Extract the text of each entry below exactly, leaving every image behind.
*** SOURCE DATA
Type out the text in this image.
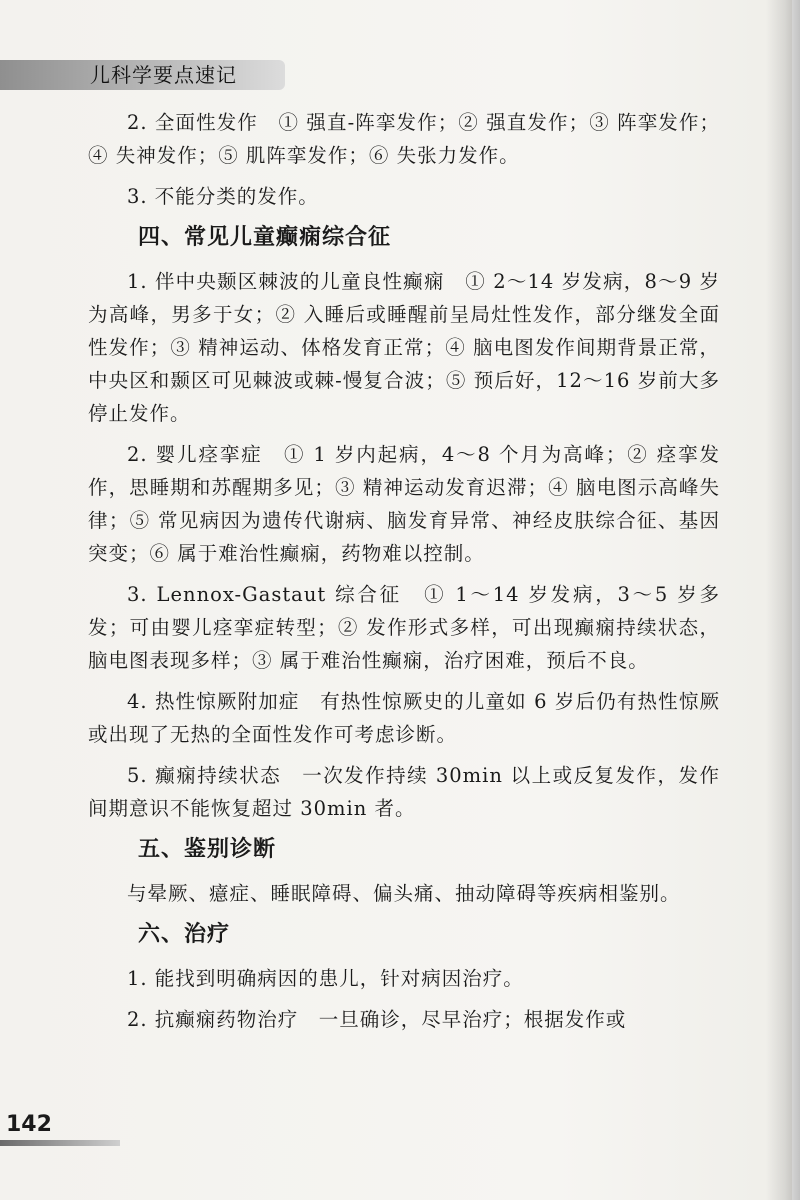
儿科学要点速记

2. 全面性发作　① 强直-阵挛发作；② 强直发作；③ 阵挛发作；④ 失神发作；⑤ 肌阵挛发作；⑥ 失张力发作。

3. 不能分类的发作。

四、常见儿童癫痫综合征

1. 伴中央颞区棘波的儿童良性癫痫　① 2～14 岁发病，8～9 岁为高峰，男多于女；② 入睡后或睡醒前呈局灶性发作，部分继发全面性发作；③ 精神运动、体格发育正常；④ 脑电图发作间期背景正常，中央区和颞区可见棘波或棘-慢复合波；⑤ 预后好，12～16 岁前大多停止发作。

2. 婴儿痉挛症　① 1 岁内起病，4～8 个月为高峰；② 痉挛发作，思睡期和苏醒期多见；③ 精神运动发育迟滞；④ 脑电图示高峰失律；⑤ 常见病因为遗传代谢病、脑发育异常、神经皮肤综合征、基因突变；⑥ 属于难治性癫痫，药物难以控制。

3. Lennox-Gastaut 综合征　① 1～14 岁发病，3～5 岁多发；可由婴儿痉挛症转型；② 发作形式多样，可出现癫痫持续状态，脑电图表现多样；③ 属于难治性癫痫，治疗困难，预后不良。

4. 热性惊厥附加症　有热性惊厥史的儿童如 6 岁后仍有热性惊厥或出现了无热的全面性发作可考虑诊断。

5. 癫痫持续状态　一次发作持续 30min 以上或反复发作，发作间期意识不能恢复超过 30min 者。

五、鉴别诊断

与晕厥、癔症、睡眠障碍、偏头痛、抽动障碍等疾病相鉴别。

六、治疗

1. 能找到明确病因的患儿，针对病因治疗。

2. 抗癫痫药物治疗　一旦确诊，尽早治疗；根据发作或

142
******
▶ **RESULT OF THE TASK**
Type out the text in this image.
儿科学要点速记

2. 全面性发作　① 强直-阵挛发作；② 强直发作；③ 阵挛发作；④ 失神发作；⑤ 肌阵挛发作；⑥ 失张力发作。

3. 不能分类的发作。

四、常见儿童癫痫综合征

1. 伴中央颞区棘波的儿童良性癫痫　① 2～14 岁发病，8～9 岁为高峰，男多于女；② 入睡后或睡醒前呈局灶性发作，部分继发全面性发作；③ 精神运动、体格发育正常；④ 脑电图发作间期背景正常，中央区和颞区可见棘波或棘-慢复合波；⑤ 预后好，12～16 岁前大多停止发作。

2. 婴儿痉挛症　① 1 岁内起病，4～8 个月为高峰；② 痉挛发作，思睡期和苏醒期多见；③ 精神运动发育迟滞；④ 脑电图示高峰失律；⑤ 常见病因为遗传代谢病、脑发育异常、神经皮肤综合征、基因突变；⑥ 属于难治性癫痫，药物难以控制。

3. Lennox-Gastaut 综合征　① 1～14 岁发病，3～5 岁多发；可由婴儿痉挛症转型；② 发作形式多样，可出现癫痫持续状态，脑电图表现多样；③ 属于难治性癫痫，治疗困难，预后不良。

4. 热性惊厥附加症　有热性惊厥史的儿童如 6 岁后仍有热性惊厥或出现了无热的全面性发作可考虑诊断。

5. 癫痫持续状态　一次发作持续 30min 以上或反复发作，发作间期意识不能恢复超过 30min 者。

五、鉴别诊断

与晕厥、癔症、睡眠障碍、偏头痛、抽动障碍等疾病相鉴别。

六、治疗

1. 能找到明确病因的患儿，针对病因治疗。

2. 抗癫痫药物治疗　一旦确诊，尽早治疗；根据发作或

142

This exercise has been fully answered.